MATERIAL:
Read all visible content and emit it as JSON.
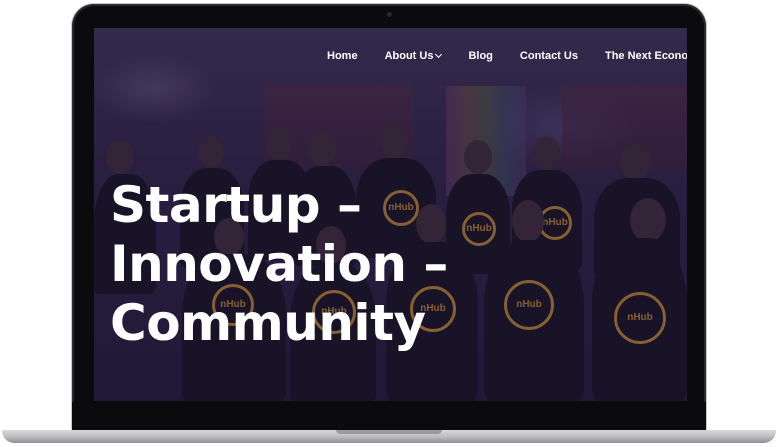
{
  "nav": {
    "items": [
      {
        "label": "Home",
        "has_dropdown": false
      },
      {
        "label": "About Us",
        "has_dropdown": true
      },
      {
        "label": "Blog",
        "has_dropdown": false
      },
      {
        "label": "Contact Us",
        "has_dropdown": false
      },
      {
        "label": "The Next Economy Jos",
        "has_dropdown": false
      }
    ]
  },
  "hero": {
    "lines": [
      "Startup –",
      "Innovation –",
      "Community"
    ]
  },
  "shirt_logo": "nHub",
  "colors": {
    "overlay": "#281946",
    "logo_gold": "#b8842a",
    "text": "#ffffff"
  },
  "icons": {
    "dropdown": "chevron-down-icon"
  }
}
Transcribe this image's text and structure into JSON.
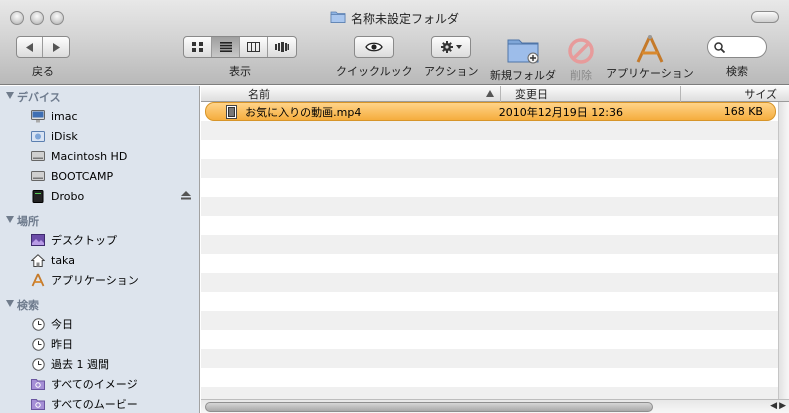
{
  "window": {
    "title": "名称未設定フォルダ"
  },
  "toolbar": {
    "back_label": "戻る",
    "view_label": "表示",
    "quicklook_label": "クイックルック",
    "action_label": "アクション",
    "newfolder_label": "新規フォルダ",
    "delete_label": "削除",
    "applications_label": "アプリケーション",
    "search_label": "検索",
    "search_placeholder": ""
  },
  "sidebar": {
    "devices": {
      "header": "デバイス",
      "items": [
        {
          "label": "imac",
          "icon": "imac-icon"
        },
        {
          "label": "iDisk",
          "icon": "idisk-icon"
        },
        {
          "label": "Macintosh HD",
          "icon": "hard-disk-icon"
        },
        {
          "label": "BOOTCAMP",
          "icon": "hard-disk-icon"
        },
        {
          "label": "Drobo",
          "icon": "drobo-icon"
        }
      ]
    },
    "places": {
      "header": "場所",
      "items": [
        {
          "label": "デスクトップ",
          "icon": "desktop-icon"
        },
        {
          "label": "taka",
          "icon": "home-icon"
        },
        {
          "label": "アプリケーション",
          "icon": "applications-icon"
        }
      ]
    },
    "search": {
      "header": "検索",
      "items": [
        {
          "label": "今日",
          "icon": "clock-icon"
        },
        {
          "label": "昨日",
          "icon": "clock-icon"
        },
        {
          "label": "過去 1 週間",
          "icon": "clock-icon"
        },
        {
          "label": "すべてのイメージ",
          "icon": "smart-folder-icon"
        },
        {
          "label": "すべてのムービー",
          "icon": "smart-folder-icon"
        }
      ]
    }
  },
  "list": {
    "columns": {
      "name": "名前",
      "date": "変更日",
      "size": "サイズ"
    },
    "files": [
      {
        "name": "お気に入りの動画.mp4",
        "date": "2010年12月19日 12:36",
        "size": "168 KB",
        "selected": true
      }
    ]
  },
  "colors": {
    "selection": "#f5ad3e",
    "sidebar_bg": "#dde4ed",
    "sidebar_header": "#6e7b8d"
  }
}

INSTRUCTIONS FOR THE TASK: Reproduce the material word for word. Any pictures should be left out of the copy.

EXERCISE RESPONSE:
Read all visible content and emit it as JSON.
{
  "nav": {
    "items": [
      {
        "label": "Home",
        "has_dropdown": false
      },
      {
        "label": "About Us",
        "has_dropdown": true
      },
      {
        "label": "Blog",
        "has_dropdown": false
      },
      {
        "label": "Contact Us",
        "has_dropdown": false
      },
      {
        "label": "The Next Economy Jos",
        "has_dropdown": false
      }
    ]
  },
  "hero": {
    "lines": [
      "Startup –",
      "Innovation –",
      "Community"
    ]
  },
  "shirt_logo": "nHub",
  "colors": {
    "overlay": "#281946",
    "logo_gold": "#b8842a",
    "text": "#ffffff"
  },
  "icons": {
    "dropdown": "chevron-down-icon"
  }
}
Transcribe this image's text and structure into JSON.
{
  "window": {
    "title": "名称未設定フォルダ"
  },
  "toolbar": {
    "back_label": "戻る",
    "view_label": "表示",
    "quicklook_label": "クイックルック",
    "action_label": "アクション",
    "newfolder_label": "新規フォルダ",
    "delete_label": "削除",
    "applications_label": "アプリケーション",
    "search_label": "検索",
    "search_placeholder": ""
  },
  "sidebar": {
    "devices": {
      "header": "デバイス",
      "items": [
        {
          "label": "imac",
          "icon": "imac-icon"
        },
        {
          "label": "iDisk",
          "icon": "idisk-icon"
        },
        {
          "label": "Macintosh HD",
          "icon": "hard-disk-icon"
        },
        {
          "label": "BOOTCAMP",
          "icon": "hard-disk-icon"
        },
        {
          "label": "Drobo",
          "icon": "drobo-icon"
        }
      ]
    },
    "places": {
      "header": "場所",
      "items": [
        {
          "label": "デスクトップ",
          "icon": "desktop-icon"
        },
        {
          "label": "taka",
          "icon": "home-icon"
        },
        {
          "label": "アプリケーション",
          "icon": "applications-icon"
        }
      ]
    },
    "search": {
      "header": "検索",
      "items": [
        {
          "label": "今日",
          "icon": "clock-icon"
        },
        {
          "label": "昨日",
          "icon": "clock-icon"
        },
        {
          "label": "過去 1 週間",
          "icon": "clock-icon"
        },
        {
          "label": "すべてのイメージ",
          "icon": "smart-folder-icon"
        },
        {
          "label": "すべてのムービー",
          "icon": "smart-folder-icon"
        }
      ]
    }
  },
  "list": {
    "columns": {
      "name": "名前",
      "date": "変更日",
      "size": "サイズ"
    },
    "files": [
      {
        "name": "お気に入りの動画.mp4",
        "date": "2010年12月19日 12:36",
        "size": "168 KB",
        "selected": true
      }
    ]
  },
  "colors": {
    "selection": "#f5ad3e",
    "sidebar_bg": "#dde4ed",
    "sidebar_header": "#6e7b8d"
  }
}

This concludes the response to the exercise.